> **EXERCISE DETAILS**:
Which lines in the records below contain the word "HttpServletResponse"? Copy each of them.

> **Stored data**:
★ ★ ★
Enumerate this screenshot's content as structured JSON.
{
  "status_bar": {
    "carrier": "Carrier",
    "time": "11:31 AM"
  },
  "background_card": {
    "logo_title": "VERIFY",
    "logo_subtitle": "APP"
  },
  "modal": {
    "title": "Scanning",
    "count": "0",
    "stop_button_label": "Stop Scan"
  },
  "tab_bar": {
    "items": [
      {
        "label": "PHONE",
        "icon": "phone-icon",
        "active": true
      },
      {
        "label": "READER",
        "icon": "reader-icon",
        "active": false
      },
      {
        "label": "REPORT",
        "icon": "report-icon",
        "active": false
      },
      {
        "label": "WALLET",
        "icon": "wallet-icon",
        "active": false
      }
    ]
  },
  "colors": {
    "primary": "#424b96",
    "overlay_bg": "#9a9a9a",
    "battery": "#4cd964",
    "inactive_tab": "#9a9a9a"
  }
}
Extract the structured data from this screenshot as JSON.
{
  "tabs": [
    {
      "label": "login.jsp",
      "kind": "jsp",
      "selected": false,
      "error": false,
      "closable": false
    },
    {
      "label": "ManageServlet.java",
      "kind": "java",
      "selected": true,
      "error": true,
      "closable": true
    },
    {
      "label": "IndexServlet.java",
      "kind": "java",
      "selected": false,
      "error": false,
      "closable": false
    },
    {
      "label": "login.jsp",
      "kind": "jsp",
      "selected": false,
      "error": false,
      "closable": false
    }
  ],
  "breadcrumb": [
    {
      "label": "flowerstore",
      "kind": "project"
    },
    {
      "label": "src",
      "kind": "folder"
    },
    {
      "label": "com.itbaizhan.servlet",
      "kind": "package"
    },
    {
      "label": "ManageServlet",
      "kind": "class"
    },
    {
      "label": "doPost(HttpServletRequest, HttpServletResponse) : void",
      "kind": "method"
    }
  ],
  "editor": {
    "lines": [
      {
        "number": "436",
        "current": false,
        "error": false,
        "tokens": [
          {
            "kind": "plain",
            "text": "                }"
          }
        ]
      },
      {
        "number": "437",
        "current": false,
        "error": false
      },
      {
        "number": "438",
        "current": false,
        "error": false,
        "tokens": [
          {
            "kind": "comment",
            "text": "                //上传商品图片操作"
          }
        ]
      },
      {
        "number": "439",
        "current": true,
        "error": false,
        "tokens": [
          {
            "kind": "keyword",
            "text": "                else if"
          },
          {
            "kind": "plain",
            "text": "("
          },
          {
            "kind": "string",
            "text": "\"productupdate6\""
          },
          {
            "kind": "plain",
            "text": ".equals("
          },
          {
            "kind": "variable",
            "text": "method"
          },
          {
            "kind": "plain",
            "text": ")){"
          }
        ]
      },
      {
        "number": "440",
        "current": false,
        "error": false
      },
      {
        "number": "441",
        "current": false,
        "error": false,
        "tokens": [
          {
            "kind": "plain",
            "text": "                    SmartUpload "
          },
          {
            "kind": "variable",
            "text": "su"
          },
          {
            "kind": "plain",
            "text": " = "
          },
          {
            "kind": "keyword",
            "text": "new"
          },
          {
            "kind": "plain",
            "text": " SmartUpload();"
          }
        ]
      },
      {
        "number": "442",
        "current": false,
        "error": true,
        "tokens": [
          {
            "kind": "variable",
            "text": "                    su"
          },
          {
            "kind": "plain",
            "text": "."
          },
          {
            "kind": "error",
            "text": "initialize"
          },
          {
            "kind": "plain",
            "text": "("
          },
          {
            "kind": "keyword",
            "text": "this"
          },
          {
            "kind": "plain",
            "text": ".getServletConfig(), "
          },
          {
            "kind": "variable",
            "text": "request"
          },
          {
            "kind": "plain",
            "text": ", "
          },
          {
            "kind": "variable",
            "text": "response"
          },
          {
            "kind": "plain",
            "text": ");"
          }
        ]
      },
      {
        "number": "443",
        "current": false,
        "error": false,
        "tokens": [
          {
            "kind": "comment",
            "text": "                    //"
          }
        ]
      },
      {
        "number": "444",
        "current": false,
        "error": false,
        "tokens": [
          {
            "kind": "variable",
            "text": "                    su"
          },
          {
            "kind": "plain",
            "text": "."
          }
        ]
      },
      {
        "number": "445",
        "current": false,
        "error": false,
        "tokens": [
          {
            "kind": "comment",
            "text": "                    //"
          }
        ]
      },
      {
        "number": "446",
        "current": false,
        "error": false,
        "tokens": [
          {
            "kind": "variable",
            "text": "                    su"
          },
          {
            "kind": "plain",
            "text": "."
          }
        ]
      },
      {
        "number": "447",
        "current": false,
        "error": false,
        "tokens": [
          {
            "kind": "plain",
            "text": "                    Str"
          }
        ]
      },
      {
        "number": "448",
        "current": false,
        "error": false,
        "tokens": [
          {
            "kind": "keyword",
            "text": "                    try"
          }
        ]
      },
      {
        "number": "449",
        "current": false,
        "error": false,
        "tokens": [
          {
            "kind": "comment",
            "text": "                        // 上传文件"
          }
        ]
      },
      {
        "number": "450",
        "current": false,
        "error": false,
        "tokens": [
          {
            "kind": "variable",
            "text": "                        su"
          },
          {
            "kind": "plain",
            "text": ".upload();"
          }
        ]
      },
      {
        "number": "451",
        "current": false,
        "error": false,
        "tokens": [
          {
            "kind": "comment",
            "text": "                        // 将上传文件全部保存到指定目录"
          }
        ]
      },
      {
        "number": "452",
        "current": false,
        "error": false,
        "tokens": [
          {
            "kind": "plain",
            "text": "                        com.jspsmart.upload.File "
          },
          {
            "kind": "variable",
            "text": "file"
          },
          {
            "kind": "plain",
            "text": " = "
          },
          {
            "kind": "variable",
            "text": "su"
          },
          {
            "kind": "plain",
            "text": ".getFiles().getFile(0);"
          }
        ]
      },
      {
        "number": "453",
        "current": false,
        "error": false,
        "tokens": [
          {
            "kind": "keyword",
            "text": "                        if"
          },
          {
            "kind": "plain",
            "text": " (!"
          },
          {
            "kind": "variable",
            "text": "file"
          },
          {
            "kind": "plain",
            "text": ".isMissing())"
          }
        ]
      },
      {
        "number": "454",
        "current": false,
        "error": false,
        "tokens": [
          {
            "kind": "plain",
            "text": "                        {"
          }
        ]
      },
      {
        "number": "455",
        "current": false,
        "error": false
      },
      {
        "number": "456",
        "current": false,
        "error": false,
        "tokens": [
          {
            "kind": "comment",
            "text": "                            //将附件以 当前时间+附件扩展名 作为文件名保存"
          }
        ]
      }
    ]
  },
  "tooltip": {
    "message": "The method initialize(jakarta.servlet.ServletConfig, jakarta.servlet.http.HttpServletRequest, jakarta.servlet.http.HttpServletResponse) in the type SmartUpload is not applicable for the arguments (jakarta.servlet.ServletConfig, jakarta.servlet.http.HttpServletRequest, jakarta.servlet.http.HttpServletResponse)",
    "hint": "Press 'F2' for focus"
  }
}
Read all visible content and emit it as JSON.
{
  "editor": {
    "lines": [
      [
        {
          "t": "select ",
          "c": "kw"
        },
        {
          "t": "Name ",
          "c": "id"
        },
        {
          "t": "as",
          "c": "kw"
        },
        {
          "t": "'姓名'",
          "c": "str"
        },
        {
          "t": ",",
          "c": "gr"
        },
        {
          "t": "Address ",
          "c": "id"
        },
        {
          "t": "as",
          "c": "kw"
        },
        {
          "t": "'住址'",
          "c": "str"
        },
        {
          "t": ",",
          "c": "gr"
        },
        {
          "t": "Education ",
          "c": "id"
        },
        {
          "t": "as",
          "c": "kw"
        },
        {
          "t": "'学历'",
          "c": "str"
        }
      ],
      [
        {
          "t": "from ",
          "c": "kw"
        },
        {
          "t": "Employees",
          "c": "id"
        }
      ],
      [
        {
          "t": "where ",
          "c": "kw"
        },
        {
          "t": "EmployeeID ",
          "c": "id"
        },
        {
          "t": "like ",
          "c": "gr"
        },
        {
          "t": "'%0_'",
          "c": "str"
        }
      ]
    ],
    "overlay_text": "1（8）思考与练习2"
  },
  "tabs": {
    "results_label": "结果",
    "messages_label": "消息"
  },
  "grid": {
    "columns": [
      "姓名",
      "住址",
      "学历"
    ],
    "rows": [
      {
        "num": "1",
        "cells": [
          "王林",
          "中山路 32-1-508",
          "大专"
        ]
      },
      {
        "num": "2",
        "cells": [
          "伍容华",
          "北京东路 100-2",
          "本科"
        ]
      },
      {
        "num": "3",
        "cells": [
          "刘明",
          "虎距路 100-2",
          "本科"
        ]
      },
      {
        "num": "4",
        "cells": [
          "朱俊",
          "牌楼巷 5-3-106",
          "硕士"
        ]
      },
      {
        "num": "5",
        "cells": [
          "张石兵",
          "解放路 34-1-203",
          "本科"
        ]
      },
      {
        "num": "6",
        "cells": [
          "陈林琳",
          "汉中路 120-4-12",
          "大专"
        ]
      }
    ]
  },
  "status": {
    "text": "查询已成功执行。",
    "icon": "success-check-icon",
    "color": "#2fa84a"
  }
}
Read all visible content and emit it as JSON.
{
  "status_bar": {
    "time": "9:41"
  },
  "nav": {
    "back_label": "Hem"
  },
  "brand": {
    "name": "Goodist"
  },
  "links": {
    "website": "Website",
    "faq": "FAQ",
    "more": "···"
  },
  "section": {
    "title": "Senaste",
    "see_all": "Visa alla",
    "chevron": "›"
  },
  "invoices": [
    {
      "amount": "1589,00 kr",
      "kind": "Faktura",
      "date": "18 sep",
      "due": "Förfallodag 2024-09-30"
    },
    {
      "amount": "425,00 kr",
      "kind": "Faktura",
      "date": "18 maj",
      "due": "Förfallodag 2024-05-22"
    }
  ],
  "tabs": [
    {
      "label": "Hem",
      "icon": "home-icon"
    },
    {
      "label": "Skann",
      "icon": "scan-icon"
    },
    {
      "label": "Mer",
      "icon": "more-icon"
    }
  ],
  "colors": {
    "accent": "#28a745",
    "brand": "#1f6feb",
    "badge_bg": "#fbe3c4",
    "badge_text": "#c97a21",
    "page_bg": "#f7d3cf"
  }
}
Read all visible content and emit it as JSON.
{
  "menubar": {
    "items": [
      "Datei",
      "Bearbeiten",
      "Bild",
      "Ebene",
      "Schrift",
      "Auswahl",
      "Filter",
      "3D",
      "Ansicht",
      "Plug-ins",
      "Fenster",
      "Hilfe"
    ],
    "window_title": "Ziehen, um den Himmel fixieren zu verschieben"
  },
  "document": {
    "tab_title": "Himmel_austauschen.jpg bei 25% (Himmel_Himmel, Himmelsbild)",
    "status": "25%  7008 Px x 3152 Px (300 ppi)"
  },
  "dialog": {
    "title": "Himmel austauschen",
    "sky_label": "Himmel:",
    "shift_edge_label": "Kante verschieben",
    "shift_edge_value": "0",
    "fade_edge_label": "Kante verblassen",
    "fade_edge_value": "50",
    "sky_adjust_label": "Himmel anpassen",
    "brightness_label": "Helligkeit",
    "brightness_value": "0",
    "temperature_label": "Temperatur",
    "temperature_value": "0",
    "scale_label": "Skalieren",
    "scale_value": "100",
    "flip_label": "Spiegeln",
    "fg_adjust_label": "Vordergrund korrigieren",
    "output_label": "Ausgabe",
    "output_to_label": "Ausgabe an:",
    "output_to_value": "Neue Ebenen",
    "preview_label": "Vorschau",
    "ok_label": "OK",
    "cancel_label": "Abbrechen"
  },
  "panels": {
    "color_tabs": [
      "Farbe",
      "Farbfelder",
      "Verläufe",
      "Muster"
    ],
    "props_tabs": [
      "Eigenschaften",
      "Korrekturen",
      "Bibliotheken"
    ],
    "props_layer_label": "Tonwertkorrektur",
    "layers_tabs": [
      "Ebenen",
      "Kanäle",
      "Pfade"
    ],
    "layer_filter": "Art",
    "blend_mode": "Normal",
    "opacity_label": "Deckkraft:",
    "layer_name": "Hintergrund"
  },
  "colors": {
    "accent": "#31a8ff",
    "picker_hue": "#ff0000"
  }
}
★ ★ ★
> **RESULT**:
      "label": "doPost(HttpServletRequest, HttpServletResponse) : void",
    "message": "The method initialize(jakarta.servlet.ServletConfig, jakarta.servlet.http.HttpServletRequest, jakarta.servlet.http.HttpServletResponse) in the type SmartUpload is not applicable for the arguments (jakarta.servlet.ServletConfig, jakarta.servlet.http.HttpServletRequest, jakarta.servlet.http.HttpServletResponse)",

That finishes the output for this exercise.